**TASK STATEMENT**: From the entries below, list each line with "Total".

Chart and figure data
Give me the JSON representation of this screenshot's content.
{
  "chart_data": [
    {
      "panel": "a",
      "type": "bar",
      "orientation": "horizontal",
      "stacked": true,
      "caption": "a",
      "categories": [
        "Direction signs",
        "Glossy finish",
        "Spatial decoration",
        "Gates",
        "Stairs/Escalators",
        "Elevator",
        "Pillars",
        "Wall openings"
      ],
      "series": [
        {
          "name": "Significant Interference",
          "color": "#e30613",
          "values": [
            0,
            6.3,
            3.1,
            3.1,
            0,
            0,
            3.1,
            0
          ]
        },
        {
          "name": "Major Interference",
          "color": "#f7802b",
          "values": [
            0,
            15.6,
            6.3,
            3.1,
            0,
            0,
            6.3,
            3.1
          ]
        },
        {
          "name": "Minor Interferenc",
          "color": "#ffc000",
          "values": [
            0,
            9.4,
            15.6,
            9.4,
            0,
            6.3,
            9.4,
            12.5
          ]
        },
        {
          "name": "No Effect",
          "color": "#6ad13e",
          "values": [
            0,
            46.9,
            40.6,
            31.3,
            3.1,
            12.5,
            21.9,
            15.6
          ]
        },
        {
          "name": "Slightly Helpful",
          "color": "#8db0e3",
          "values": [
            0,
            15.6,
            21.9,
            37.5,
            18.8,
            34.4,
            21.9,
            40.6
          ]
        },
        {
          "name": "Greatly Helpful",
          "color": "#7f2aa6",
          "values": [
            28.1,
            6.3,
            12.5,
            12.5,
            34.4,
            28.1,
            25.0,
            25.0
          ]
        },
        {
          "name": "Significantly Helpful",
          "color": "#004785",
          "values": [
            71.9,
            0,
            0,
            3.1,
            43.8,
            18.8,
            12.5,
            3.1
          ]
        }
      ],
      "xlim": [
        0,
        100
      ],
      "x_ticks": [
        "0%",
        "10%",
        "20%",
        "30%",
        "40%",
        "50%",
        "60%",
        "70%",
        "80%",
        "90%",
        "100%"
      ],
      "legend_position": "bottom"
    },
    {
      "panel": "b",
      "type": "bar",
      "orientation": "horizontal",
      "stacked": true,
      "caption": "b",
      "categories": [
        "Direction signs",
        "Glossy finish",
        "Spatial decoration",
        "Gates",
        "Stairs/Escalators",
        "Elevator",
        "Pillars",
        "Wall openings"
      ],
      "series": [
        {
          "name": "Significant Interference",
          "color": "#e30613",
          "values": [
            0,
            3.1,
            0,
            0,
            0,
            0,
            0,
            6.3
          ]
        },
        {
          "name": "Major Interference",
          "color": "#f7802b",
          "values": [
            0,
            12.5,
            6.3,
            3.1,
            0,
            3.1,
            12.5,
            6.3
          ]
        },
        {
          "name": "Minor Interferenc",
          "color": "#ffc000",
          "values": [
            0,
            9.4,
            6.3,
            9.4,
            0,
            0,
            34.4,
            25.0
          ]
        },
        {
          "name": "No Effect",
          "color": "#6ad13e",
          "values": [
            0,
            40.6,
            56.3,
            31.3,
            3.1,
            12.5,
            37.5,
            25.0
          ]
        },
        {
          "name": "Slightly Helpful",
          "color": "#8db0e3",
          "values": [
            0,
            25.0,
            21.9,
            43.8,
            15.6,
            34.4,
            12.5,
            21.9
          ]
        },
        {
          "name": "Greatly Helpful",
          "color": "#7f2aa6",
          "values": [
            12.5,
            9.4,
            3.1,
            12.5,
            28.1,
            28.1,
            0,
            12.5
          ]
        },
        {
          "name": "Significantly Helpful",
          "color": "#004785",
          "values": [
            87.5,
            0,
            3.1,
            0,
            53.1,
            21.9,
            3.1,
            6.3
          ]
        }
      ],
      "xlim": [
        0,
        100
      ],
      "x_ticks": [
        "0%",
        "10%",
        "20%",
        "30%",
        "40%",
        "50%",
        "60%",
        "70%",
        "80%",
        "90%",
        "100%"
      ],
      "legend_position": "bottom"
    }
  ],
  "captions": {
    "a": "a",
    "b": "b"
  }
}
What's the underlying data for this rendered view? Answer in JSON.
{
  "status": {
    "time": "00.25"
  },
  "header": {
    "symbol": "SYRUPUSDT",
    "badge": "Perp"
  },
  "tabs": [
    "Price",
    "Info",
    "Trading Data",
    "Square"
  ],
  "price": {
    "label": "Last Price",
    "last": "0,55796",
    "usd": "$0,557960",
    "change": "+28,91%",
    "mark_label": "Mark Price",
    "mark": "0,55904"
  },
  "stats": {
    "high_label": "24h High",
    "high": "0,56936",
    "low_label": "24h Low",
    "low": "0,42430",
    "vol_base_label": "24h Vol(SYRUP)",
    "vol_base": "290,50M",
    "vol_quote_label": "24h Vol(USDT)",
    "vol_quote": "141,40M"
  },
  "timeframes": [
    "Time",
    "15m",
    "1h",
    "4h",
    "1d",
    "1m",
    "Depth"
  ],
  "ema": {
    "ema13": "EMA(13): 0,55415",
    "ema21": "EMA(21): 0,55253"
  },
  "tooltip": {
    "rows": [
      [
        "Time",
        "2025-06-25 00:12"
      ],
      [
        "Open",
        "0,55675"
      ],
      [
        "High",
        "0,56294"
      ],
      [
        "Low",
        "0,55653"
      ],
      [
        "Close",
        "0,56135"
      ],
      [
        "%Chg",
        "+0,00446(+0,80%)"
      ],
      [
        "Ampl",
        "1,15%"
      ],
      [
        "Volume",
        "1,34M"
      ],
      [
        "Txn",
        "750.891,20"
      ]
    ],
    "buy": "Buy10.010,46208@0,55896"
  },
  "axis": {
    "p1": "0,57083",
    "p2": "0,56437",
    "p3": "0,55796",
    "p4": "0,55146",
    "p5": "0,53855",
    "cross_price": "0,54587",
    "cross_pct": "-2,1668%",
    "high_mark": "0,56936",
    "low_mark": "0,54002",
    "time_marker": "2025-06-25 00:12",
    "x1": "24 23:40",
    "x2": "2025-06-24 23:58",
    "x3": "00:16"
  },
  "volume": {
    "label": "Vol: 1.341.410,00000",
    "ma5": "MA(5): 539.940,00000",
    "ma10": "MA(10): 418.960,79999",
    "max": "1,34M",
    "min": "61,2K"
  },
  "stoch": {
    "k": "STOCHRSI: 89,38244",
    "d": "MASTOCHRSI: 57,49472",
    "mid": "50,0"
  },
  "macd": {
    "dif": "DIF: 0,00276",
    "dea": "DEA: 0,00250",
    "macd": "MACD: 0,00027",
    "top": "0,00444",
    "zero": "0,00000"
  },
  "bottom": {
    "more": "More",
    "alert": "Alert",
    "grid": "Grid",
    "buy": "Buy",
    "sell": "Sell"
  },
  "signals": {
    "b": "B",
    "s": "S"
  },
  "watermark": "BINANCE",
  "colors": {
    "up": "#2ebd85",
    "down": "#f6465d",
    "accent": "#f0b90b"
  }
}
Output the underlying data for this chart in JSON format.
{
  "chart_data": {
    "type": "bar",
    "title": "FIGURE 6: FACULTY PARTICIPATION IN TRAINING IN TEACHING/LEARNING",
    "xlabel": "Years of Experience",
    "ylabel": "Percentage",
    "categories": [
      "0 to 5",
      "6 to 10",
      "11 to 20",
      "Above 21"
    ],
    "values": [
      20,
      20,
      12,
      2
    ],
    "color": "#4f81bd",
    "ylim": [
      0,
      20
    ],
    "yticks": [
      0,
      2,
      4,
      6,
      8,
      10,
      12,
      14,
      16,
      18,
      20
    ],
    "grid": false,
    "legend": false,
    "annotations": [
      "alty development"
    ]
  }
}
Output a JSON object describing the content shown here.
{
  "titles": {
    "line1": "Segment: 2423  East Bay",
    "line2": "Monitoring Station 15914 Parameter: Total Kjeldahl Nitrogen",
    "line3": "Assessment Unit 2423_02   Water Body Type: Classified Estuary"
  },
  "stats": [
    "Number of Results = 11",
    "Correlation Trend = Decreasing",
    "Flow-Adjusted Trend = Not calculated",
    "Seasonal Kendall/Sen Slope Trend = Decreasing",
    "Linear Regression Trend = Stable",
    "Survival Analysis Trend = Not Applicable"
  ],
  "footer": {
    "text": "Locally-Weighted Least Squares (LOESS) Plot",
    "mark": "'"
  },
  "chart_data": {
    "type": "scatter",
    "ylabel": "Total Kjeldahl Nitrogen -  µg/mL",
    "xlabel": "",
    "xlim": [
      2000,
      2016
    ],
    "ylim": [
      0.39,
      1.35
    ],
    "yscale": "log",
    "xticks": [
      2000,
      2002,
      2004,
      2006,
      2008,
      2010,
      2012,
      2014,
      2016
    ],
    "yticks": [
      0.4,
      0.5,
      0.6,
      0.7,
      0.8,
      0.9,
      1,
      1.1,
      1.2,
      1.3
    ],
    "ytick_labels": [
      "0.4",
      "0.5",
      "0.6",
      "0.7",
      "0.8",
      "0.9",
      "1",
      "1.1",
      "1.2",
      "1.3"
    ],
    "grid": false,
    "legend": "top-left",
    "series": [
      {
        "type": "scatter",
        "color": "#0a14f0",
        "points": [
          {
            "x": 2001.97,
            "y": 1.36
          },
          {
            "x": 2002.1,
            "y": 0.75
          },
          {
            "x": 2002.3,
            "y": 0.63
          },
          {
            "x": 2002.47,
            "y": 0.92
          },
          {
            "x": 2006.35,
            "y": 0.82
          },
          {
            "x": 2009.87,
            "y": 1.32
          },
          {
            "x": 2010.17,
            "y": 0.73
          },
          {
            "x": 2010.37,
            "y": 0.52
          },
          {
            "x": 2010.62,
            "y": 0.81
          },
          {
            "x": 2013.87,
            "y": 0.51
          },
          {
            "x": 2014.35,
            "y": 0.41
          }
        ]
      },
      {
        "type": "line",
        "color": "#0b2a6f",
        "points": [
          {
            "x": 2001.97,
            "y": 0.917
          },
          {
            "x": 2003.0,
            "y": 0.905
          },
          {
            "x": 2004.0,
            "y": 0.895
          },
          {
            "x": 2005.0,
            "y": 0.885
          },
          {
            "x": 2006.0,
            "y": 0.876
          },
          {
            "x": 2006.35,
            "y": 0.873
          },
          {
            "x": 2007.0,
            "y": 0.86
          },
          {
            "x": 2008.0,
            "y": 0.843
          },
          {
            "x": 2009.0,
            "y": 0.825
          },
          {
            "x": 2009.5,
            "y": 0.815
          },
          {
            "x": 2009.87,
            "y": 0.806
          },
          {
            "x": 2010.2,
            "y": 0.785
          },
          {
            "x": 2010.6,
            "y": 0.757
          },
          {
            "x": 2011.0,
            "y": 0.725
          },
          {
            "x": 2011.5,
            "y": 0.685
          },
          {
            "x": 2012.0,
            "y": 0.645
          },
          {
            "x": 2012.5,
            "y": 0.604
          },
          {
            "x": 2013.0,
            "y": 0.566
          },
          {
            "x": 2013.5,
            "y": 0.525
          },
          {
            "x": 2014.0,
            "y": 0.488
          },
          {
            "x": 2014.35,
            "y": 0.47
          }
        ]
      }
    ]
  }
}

**WRITTEN RESPONSE**:
    "line2": "Monitoring Station 15914 Parameter: Total Kjeldahl Nitrogen",
    "ylabel": "Total Kjeldahl Nitrogen -  µg/mL",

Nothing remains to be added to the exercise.